__Given task A__: Answer these questions about the degrees-of-freedom text, one per line: (i) What does the text compare DF to? (ii) For a single population sample of size N, how many DF are spent on estimating the mean? (iii) In the two-sample t-test, how many DF go to the one 'pooled' variance when both groups are assumed to have the same variance?
__Given task B__: Revise the degrees-of-freedom text from "I personally prefer" up to and including "statistics.", replacing "currency" with "money".

__Extract__:
___
I personally prefer
to think of DF as a kind of statistical currency. You earn it by
taking independent sample units, and you spend it on estimating
population parameters or on information required to get compute test
statistics.
In this article,
degrees of freedom are explained through these lenses through some common hypothesis
tests, with some selected topics like saturation, fractional DF, and
mixed effect models at the end.
Spending DF, T-Tests
Taking the mean and
standard deviation from a sample of size N from a single population,
we start with N DF, and 'spend' 1 of them on estimating the mean,
which is necessary for calculating the standard deviation.
S = sqrt( sum(x –
x-bar)^2 / (N-1))
The remaining N-1
can be 'spent' on estimating the standard deviation.
In a two sample
t-test setting, you need to estimate the difference (or, more
generally, a contrast), between the means of two different
populations. This test uses samples of size N1 and N2 from these two
populations respectively. That implies that you have N1 + N2 degrees
of freedom, and that you spend 2 of them estimating the 2 means. The
remaining N1 + N2 - 2 can be used on estimating the uncertainty. How
that N1 + N2 - 2 is spent depends on your assumptions about the
variance. If you assume that both groups have the same variance, then
you can spend all (N1 + N2 - 2) DF on estimating that one ‘pooled’
variance.
If you do not assume
equal variance between the two populations, you need spend (N1 - 1)
of the DF on estimating the standard deviation of population 1, and
(N2 - 1) on estimating the standard deviation of population 2. We’re
still estimating a single contrast between the population means, and
we need to apply a single t-distribution to the contrast.
How much we know
about the standard deviation of this contrast depends on how much
information we have about each of the two standard deviations. If we
don't have a computer on hand, we can rely on the worst-case
scenario, which is that we know only as much as what we know about
the smallest of the two samples, that is min(N1 - 1, N2 - 1) DF. More
commonly, we calculate a 'DF equivalent' based on how close the two
variance estimates are. The closer the estimates are, the closer to
the ideal (N1 + N2 - 2) DF we assume that we have.
___
__Supplied information__:
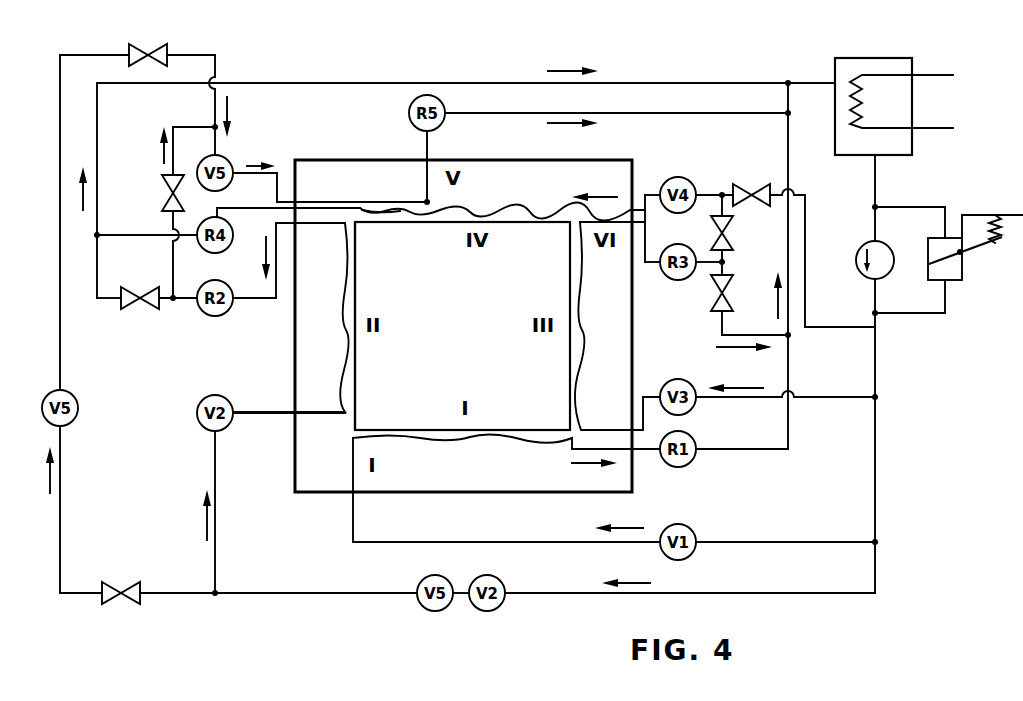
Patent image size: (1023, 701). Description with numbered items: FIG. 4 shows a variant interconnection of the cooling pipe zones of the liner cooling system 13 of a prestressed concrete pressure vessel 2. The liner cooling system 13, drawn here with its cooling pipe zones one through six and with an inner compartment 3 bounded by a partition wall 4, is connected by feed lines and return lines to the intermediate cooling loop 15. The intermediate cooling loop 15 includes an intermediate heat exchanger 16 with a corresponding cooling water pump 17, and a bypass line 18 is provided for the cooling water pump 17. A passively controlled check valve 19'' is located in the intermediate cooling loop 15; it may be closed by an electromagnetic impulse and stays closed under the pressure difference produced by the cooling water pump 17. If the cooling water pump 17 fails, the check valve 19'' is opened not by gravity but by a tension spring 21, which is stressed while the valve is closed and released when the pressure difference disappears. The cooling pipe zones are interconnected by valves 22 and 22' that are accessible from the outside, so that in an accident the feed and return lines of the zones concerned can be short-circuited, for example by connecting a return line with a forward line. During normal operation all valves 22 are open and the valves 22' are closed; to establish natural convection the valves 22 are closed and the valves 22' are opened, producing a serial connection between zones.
___
__Exercise solution A__:
(i) A kind of statistical currency.
(ii) 1.
(iii) All N1 + N2 - 2 DF.

__Exercise solution B__:
I personally prefer
to think of DF as a kind of statistical money. You earn it by
taking independent sample units, and you spend it on estimating
population parameters or on information required to get compute test
statistics.